Extract the complete listing and repeat it word for word.

::::::

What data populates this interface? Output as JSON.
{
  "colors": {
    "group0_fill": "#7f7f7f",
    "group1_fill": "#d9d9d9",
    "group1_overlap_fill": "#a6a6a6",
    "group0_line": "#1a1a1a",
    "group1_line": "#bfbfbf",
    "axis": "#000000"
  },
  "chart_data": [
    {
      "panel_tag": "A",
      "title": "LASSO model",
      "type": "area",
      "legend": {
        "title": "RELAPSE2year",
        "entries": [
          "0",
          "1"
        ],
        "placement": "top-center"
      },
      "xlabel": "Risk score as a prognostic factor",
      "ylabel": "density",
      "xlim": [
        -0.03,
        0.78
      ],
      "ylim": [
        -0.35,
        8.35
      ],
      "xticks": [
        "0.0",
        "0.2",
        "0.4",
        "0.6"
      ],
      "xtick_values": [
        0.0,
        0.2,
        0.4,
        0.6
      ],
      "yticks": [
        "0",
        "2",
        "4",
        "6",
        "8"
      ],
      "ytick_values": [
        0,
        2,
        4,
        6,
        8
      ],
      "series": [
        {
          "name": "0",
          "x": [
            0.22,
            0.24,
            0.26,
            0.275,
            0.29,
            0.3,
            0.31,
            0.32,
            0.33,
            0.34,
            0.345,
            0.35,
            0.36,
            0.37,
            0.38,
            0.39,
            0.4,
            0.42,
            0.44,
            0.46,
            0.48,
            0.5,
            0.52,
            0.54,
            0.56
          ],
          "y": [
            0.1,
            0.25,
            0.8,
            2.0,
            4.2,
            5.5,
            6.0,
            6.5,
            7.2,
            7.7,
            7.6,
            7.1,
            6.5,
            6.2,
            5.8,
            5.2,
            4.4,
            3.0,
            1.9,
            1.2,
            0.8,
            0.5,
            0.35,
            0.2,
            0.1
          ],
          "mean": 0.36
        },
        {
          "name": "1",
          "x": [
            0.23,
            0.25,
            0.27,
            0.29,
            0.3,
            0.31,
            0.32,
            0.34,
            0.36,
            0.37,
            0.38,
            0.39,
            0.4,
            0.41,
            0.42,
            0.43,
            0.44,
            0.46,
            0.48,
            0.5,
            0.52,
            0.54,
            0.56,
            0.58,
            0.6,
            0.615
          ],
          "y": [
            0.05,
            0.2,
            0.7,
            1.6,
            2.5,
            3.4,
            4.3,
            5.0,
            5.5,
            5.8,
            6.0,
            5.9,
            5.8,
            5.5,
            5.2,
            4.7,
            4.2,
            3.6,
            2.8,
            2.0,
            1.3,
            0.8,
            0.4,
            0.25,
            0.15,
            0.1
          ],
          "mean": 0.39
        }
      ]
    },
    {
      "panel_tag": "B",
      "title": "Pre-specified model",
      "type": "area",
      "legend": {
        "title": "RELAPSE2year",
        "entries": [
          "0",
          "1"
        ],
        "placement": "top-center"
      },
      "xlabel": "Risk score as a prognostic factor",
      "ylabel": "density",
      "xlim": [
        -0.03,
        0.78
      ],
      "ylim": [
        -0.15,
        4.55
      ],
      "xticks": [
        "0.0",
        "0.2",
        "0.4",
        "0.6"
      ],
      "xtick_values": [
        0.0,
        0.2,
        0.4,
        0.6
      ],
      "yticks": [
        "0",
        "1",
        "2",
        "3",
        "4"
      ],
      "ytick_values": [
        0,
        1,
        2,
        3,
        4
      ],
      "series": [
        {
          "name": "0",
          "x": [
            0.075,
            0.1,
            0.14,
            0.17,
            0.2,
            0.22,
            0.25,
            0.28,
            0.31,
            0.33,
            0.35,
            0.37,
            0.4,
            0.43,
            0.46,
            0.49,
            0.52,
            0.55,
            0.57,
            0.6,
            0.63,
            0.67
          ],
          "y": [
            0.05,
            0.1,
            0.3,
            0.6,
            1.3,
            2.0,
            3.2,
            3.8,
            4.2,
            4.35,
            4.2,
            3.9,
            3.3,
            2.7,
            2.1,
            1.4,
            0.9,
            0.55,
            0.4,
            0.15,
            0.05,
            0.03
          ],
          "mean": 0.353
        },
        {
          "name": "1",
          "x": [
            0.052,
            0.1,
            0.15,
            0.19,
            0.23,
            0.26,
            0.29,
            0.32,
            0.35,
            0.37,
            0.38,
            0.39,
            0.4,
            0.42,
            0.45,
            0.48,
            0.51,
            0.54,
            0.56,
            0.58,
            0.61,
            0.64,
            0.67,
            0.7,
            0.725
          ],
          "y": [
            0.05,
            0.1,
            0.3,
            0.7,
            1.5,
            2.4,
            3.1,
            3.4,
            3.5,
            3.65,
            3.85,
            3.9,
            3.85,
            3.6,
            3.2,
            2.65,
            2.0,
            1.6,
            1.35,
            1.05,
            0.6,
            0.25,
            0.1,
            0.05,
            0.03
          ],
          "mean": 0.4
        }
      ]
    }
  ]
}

::::::

Exercise answer:
What data populates this interface? Output as JSON.
{
  "colors": {
    "group0_fill": "#7f7f7f",
    "group1_fill": "#d9d9d9",
    "group1_overlap_fill": "#a6a6a6",
    "group0_line": "#1a1a1a",
    "group1_line": "#bfbfbf",
    "axis": "#000000"
  },
  "chart_data": [
    {
      "panel_tag": "A",
      "title": "LASSO model",
      "type": "area",
      "legend": {
        "title": "RELAPSE2year",
        "entries": [
          "0",
          "1"
        ],
        "placement": "top-center"
      },
      "xlabel": "Risk score as a prognostic factor",
      "ylabel": "density",
      "xlim": [
        -0.03,
        0.78
      ],
      "ylim": [
        -0.35,
        8.35
      ],
      "xticks": [
        "0.0",
        "0.2",
        "0.4",
        "0.6"
      ],
      "xtick_values": [
        0.0,
        0.2,
        0.4,
        0.6
      ],
      "yticks": [
        "0",
        "2",
        "4",
        "6",
        "8"
      ],
      "ytick_values": [
        0,
        2,
        4,
        6,
        8
      ],
      "series": [
        {
          "name": "0",
          "x": [
            0.22,
            0.24,
            0.26,
            0.275,
            0.29,
            0.3,
            0.31,
            0.32,
            0.33,
            0.34,
            0.345,
            0.35,
            0.36,
            0.37,
            0.38,
            0.39,
            0.4,
            0.42,
            0.44,
            0.46,
            0.48,
            0.5,
            0.52,
            0.54,
            0.56
          ],
          "y": [
            0.1,
            0.25,
            0.8,
            2.0,
            4.2,
            5.5,
            6.0,
            6.5,
            7.2,
            7.7,
            7.6,
            7.1,
            6.5,
            6.2,
            5.8,
            5.2,
            4.4,
            3.0,
            1.9,
            1.2,
            0.8,
            0.5,
            0.35,
            0.2,
            0.1
          ],
          "mean": 0.36
        },
        {
          "name": "1",
          "x": [
            0.23,
            0.25,
            0.27,
            0.29,
            0.3,
            0.31,
            0.32,
            0.34,
            0.36,
            0.37,
            0.38,
            0.39,
            0.4,
            0.41,
            0.42,
            0.43,
            0.44,
            0.46,
            0.48,
            0.5,
            0.52,
            0.54,
            0.56,
            0.58,
            0.6,
            0.615
          ],
          "y": [
            0.05,
            0.2,
            0.7,
            1.6,
            2.5,
            3.4,
            4.3,
            5.0,
            5.5,
            5.8,
            6.0,
            5.9,
            5.8,
            5.5,
            5.2,
            4.7,
            4.2,
            3.6,
            2.8,
            2.0,
            1.3,
            0.8,
            0.4,
            0.25,
            0.15,
            0.1
          ],
          "mean": 0.39
        }
      ]
    },
    {
      "panel_tag": "B",
      "title": "Pre-specified model",
      "type": "area",
      "legend": {
        "title": "RELAPSE2year",
        "entries": [
          "0",
          "1"
        ],
        "placement": "top-center"
      },
      "xlabel": "Risk score as a prognostic factor",
      "ylabel": "density",
      "xlim": [
        -0.03,
        0.78
      ],
      "ylim": [
        -0.15,
        4.55
      ],
      "xticks": [
        "0.0",
        "0.2",
        "0.4",
        "0.6"
      ],
      "xtick_values": [
        0.0,
        0.2,
        0.4,
        0.6
      ],
      "yticks": [
        "0",
        "1",
        "2",
        "3",
        "4"
      ],
      "ytick_values": [
        0,
        1,
        2,
        3,
        4
      ],
      "series": [
        {
          "name": "0",
          "x": [
            0.075,
            0.1,
            0.14,
            0.17,
            0.2,
            0.22,
            0.25,
            0.28,
            0.31,
            0.33,
            0.35,
            0.37,
            0.4,
            0.43,
            0.46,
            0.49,
            0.52,
            0.55,
            0.57,
            0.6,
            0.63,
            0.67
          ],
          "y": [
            0.05,
            0.1,
            0.3,
            0.6,
            1.3,
            2.0,
            3.2,
            3.8,
            4.2,
            4.35,
            4.2,
            3.9,
            3.3,
            2.7,
            2.1,
            1.4,
            0.9,
            0.55,
            0.4,
            0.15,
            0.05,
            0.03
          ],
          "mean": 0.353
        },
        {
          "name": "1",
          "x": [
            0.052,
            0.1,
            0.15,
            0.19,
            0.23,
            0.26,
            0.29,
            0.32,
            0.35,
            0.37,
            0.38,
            0.39,
            0.4,
            0.42,
            0.45,
            0.48,
            0.51,
            0.54,
            0.56,
            0.58,
            0.61,
            0.64,
            0.67,
            0.7,
            0.725
          ],
          "y": [
            0.05,
            0.1,
            0.3,
            0.7,
            1.5,
            2.4,
            3.1,
            3.4,
            3.5,
            3.65,
            3.85,
            3.9,
            3.85,
            3.6,
            3.2,
            2.65,
            2.0,
            1.6,
            1.35,
            1.05,
            0.6,
            0.25,
            0.1,
            0.05,
            0.03
          ],
          "mean": 0.4
        }
      ]
    }
  ]
}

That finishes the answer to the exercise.